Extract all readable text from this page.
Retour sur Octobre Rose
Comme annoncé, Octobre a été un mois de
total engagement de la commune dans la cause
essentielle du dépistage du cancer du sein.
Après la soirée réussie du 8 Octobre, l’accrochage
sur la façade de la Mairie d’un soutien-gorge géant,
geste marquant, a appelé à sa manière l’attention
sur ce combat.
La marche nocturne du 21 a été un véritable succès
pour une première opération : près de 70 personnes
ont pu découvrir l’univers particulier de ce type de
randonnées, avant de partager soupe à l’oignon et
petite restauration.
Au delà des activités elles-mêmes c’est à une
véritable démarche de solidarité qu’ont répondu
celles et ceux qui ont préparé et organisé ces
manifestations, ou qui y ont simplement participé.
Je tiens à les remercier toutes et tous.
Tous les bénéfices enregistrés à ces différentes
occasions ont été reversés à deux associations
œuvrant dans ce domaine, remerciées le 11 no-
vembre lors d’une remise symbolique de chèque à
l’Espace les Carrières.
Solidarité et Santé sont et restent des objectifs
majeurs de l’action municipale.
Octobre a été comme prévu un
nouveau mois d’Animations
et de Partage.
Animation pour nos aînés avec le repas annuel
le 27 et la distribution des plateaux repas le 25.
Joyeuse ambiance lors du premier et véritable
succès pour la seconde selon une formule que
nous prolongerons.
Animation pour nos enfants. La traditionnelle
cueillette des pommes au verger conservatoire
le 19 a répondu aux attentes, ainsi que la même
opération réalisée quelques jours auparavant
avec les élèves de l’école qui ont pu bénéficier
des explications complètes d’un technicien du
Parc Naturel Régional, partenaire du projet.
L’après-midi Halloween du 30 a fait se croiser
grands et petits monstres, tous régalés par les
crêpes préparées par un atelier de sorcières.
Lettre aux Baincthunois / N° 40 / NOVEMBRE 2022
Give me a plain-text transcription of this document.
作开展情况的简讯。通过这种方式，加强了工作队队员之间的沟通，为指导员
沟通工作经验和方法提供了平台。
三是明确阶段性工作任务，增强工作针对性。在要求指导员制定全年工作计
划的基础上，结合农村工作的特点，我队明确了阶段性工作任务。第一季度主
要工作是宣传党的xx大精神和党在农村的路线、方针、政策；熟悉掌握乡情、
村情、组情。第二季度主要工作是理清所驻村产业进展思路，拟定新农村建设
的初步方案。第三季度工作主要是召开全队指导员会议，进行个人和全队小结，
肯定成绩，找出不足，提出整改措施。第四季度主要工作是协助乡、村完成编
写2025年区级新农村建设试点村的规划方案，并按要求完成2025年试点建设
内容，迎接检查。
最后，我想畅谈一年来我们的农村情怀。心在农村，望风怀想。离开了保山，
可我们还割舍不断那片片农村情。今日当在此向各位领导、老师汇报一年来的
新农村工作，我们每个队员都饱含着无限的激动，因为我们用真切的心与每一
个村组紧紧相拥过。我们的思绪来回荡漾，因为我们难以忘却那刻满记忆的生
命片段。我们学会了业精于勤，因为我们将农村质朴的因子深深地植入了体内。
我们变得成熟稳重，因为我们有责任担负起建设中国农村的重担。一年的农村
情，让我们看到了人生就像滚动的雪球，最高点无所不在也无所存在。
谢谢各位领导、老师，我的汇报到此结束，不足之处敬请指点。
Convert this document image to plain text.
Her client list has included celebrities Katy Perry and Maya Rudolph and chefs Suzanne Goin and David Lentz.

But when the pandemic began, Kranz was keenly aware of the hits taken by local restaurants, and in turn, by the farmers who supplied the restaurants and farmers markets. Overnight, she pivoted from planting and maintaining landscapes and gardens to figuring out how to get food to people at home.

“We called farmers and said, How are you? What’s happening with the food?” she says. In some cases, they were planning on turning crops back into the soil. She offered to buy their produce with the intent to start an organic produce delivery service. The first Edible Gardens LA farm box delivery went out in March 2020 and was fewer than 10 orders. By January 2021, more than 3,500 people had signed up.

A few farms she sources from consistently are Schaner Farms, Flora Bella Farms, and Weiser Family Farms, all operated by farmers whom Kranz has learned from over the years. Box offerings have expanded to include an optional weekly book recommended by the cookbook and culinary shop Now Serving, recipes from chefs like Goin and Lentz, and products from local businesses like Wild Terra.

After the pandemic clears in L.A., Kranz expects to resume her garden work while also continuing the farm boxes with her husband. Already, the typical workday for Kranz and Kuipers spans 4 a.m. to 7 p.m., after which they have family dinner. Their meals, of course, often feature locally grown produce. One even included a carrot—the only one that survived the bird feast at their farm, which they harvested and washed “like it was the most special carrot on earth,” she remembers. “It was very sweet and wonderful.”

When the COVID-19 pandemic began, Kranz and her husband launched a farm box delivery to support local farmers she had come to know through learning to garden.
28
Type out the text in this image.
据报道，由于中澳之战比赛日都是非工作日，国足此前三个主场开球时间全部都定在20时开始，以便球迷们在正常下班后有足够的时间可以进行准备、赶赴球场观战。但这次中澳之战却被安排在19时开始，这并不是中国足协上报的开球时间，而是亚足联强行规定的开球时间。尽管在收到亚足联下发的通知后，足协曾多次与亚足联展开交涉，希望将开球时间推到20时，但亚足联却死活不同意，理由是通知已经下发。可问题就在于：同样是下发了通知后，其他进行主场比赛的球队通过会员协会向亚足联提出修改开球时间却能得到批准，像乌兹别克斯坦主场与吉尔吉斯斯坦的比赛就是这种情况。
■ ■ ■
> _What the task asks_:
Every line above that contains the word "text" should be reported.

> _Expected output_:
Extract all readable text from this page.
Give me a plain-text transcription of this document.
Convert this document image to plain text.
Type out the text in this image.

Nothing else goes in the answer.